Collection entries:

□ □ □

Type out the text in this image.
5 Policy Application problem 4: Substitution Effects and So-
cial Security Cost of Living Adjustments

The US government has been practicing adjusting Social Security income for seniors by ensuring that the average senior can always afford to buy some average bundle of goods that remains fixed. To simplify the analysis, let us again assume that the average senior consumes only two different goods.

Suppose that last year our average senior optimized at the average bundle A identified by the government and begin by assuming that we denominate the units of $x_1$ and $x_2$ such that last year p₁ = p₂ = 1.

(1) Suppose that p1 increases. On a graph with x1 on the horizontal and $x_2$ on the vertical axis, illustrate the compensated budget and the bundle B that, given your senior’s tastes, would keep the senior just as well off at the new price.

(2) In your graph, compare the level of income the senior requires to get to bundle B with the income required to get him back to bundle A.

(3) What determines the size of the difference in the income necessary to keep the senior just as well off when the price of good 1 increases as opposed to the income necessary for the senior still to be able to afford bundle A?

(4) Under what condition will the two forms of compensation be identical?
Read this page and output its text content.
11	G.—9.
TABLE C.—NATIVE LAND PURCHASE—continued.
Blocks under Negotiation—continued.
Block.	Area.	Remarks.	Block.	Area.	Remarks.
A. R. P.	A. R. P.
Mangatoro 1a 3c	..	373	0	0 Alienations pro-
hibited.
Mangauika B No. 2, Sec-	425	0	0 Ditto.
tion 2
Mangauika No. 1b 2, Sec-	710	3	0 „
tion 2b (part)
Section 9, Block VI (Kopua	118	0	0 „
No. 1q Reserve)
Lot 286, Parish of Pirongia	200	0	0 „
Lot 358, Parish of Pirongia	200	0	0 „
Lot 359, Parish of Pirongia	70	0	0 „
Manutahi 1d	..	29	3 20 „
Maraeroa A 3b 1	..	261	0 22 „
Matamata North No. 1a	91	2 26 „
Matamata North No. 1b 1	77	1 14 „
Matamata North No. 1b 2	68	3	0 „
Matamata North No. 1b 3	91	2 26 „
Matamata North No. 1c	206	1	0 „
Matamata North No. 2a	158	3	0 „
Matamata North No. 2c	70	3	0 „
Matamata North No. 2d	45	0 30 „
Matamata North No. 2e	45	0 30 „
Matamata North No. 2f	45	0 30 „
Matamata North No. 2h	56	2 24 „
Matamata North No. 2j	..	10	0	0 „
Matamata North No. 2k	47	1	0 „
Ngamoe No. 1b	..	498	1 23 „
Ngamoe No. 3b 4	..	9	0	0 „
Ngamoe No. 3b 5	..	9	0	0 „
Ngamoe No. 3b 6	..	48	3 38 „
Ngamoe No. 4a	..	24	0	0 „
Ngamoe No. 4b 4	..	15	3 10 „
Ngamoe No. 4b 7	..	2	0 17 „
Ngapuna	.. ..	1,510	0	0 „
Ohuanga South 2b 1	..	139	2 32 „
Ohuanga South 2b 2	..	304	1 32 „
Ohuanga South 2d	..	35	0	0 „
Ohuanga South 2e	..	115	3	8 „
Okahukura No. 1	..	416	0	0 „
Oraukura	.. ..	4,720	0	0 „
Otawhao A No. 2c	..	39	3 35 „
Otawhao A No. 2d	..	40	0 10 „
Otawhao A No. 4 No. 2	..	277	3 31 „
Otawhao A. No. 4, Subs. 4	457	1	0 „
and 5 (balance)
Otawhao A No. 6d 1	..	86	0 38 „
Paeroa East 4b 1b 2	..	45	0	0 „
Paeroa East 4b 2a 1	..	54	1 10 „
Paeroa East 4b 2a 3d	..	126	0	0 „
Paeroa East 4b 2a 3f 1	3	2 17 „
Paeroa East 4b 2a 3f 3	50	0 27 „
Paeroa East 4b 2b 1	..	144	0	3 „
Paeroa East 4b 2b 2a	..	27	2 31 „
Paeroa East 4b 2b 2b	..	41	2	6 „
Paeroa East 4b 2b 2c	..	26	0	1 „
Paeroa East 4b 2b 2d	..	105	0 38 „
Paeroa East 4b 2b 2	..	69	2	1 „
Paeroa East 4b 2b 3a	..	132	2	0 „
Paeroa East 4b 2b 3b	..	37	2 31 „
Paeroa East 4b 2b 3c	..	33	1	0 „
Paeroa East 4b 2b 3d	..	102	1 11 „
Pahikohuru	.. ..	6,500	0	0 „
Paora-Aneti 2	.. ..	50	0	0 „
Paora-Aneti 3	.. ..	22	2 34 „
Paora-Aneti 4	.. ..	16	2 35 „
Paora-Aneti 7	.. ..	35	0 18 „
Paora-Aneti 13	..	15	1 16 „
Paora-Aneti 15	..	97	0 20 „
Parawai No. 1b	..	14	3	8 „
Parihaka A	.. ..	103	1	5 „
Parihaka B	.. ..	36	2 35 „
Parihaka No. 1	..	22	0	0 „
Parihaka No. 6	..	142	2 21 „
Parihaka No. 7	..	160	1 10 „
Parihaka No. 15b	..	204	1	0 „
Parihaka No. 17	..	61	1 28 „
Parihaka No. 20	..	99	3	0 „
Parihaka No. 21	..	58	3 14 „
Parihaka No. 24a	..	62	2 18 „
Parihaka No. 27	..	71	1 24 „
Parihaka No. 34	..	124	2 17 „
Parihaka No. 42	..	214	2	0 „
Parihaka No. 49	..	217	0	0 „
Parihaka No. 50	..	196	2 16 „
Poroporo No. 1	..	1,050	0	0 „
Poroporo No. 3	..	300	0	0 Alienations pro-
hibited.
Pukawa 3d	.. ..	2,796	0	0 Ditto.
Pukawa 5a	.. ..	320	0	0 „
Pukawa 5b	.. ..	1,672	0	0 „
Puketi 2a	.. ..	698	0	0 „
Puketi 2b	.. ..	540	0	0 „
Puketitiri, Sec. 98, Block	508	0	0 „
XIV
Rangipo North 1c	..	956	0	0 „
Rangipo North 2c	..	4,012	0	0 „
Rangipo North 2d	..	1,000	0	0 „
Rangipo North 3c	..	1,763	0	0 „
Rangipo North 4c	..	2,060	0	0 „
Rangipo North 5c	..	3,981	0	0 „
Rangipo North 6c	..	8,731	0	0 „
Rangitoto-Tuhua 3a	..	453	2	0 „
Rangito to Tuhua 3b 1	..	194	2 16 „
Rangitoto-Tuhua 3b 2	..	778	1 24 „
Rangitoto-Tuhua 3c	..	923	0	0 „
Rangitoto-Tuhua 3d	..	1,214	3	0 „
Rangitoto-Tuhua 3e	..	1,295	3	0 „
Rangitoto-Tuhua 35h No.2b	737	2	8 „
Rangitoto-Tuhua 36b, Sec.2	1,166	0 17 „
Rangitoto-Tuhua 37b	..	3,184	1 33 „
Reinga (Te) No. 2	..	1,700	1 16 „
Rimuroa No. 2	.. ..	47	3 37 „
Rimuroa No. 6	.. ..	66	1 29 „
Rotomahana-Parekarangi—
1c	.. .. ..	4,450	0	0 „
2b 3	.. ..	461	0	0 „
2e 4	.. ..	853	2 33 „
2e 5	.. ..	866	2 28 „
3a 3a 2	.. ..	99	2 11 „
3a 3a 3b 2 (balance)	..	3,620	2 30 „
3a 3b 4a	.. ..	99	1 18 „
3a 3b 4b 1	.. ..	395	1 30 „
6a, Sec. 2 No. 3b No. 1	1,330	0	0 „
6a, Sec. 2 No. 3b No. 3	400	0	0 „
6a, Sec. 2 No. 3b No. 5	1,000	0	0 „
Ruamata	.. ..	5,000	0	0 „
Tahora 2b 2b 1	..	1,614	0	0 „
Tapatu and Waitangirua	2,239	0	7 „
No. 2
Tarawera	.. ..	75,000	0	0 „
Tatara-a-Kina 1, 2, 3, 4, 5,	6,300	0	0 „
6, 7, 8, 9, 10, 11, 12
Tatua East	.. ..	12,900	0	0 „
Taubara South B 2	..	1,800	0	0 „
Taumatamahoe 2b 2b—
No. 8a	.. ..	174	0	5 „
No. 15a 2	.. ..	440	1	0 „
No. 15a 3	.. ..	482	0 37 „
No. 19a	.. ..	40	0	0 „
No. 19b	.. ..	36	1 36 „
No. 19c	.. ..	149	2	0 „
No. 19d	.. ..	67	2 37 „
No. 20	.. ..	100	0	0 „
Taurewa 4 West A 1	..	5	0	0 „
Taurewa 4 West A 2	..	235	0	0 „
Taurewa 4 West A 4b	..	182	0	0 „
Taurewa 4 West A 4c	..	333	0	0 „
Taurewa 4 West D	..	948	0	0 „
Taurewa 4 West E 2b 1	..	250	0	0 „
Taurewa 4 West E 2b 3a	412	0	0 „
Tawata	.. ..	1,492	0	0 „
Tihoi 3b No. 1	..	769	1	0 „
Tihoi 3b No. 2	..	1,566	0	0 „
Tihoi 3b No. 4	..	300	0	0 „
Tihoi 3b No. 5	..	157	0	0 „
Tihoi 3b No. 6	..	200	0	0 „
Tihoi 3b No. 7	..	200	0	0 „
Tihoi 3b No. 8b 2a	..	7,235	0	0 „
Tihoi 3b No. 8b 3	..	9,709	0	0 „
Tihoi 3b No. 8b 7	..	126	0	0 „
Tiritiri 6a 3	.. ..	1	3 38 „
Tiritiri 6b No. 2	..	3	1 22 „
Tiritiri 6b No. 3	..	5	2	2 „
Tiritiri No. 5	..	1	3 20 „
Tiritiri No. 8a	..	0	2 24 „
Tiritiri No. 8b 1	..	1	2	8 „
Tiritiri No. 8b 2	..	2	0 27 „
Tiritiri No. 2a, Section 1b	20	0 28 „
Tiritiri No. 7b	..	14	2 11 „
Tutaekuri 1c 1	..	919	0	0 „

□ □ □

SHORT PROBLEM: Tally up the lines in the records that contain the word "increases" and give only the total.

ANSWER TO THE TASK: 2